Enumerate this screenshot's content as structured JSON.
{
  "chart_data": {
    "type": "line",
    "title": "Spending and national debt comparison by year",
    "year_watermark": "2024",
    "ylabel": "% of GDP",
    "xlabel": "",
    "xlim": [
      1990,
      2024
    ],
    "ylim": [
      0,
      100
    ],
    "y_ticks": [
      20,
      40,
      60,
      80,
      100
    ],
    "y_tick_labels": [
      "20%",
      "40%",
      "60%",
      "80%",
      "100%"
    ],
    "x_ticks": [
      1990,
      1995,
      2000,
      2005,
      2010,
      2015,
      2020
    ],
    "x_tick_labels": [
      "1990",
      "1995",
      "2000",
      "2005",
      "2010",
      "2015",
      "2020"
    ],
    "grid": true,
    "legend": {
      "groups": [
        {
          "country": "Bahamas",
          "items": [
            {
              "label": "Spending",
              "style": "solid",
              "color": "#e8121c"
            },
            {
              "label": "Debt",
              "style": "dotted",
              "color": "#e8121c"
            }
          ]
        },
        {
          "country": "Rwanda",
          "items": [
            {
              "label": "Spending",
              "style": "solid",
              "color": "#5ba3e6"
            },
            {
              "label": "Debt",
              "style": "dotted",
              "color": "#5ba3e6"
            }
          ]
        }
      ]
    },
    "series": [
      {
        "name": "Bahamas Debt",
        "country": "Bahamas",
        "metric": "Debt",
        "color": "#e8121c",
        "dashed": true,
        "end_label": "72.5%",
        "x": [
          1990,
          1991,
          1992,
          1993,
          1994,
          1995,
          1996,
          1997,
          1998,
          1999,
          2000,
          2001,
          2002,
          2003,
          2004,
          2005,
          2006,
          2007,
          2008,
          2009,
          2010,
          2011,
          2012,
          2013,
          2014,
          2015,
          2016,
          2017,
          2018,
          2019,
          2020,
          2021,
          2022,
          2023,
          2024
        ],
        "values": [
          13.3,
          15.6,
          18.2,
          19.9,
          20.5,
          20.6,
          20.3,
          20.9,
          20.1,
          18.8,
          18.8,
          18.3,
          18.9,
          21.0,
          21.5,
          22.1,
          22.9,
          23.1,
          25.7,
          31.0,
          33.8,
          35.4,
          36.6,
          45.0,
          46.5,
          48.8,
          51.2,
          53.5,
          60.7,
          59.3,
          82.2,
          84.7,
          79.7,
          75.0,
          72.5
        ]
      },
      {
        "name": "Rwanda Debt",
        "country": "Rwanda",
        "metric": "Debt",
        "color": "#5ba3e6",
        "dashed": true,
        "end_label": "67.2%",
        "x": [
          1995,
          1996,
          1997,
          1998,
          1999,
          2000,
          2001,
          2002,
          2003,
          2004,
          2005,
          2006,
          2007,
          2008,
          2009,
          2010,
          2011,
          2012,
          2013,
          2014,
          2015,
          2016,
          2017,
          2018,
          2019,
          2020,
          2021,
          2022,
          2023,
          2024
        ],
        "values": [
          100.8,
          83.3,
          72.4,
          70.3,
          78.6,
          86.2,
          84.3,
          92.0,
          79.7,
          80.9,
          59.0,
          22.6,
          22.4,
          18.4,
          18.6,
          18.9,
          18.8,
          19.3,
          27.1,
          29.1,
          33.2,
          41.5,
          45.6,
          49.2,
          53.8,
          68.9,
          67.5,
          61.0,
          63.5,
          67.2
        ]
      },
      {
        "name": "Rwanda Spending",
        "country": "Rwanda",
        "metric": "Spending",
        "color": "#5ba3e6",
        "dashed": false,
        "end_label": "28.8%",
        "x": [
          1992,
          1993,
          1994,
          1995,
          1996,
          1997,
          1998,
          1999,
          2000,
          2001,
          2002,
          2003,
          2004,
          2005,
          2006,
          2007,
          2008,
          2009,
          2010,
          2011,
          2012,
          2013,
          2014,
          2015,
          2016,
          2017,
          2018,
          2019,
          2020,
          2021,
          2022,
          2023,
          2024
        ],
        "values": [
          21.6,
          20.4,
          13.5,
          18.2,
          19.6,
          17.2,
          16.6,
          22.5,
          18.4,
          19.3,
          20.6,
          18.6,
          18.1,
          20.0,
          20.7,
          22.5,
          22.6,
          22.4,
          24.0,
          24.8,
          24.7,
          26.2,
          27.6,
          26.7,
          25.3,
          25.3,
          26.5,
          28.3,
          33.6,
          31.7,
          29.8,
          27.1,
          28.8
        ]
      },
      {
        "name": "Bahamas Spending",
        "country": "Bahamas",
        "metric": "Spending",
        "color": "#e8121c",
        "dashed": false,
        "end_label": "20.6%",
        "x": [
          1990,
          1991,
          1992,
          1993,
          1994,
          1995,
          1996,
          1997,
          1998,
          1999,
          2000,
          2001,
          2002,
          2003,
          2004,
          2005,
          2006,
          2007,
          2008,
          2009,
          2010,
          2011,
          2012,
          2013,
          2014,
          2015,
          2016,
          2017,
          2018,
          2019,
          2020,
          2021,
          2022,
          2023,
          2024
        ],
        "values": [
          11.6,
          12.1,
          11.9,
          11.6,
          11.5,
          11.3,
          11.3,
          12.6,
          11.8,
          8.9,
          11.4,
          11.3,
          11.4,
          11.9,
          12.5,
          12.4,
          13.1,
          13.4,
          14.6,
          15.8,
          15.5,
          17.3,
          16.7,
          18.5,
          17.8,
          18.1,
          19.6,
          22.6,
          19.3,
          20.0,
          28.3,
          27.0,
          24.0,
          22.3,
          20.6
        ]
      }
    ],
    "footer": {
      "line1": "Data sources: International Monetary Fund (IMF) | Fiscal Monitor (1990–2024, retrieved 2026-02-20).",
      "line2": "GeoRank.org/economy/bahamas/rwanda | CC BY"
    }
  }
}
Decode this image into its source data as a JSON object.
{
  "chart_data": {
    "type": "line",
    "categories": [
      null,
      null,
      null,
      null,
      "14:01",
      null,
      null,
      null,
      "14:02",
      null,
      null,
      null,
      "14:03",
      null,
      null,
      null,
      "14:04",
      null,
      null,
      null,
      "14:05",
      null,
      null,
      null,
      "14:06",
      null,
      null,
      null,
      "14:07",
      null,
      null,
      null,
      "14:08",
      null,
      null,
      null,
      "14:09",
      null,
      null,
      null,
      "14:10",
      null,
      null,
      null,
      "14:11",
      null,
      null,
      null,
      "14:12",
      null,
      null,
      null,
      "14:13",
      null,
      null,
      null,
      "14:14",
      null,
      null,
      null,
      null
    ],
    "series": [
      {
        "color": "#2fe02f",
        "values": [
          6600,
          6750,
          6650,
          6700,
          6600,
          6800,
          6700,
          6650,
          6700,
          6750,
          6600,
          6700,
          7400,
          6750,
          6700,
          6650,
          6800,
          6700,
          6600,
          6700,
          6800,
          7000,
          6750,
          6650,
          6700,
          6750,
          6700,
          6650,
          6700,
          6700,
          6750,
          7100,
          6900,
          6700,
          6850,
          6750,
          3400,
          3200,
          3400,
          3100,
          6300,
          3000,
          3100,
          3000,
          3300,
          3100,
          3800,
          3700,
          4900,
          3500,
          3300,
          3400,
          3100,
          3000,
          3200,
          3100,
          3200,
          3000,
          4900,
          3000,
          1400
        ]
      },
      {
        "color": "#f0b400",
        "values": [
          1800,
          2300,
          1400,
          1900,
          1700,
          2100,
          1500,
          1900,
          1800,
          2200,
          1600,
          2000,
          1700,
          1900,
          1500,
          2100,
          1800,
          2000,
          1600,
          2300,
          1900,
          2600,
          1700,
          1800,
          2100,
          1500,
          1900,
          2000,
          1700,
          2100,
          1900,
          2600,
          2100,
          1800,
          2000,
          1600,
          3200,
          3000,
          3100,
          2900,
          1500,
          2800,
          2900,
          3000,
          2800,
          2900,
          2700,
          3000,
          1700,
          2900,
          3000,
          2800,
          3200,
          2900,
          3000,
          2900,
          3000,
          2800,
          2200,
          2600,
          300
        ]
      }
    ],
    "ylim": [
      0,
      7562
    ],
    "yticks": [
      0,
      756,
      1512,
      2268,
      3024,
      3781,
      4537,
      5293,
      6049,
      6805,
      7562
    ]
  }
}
§
## EXERCISE GOAL
Search the data for "this". Copy every matching line.

## ANSWER TO THE TASK
Enumerate this screenshot's content as structured JSON.
Decode this image into its source data as a JSON object.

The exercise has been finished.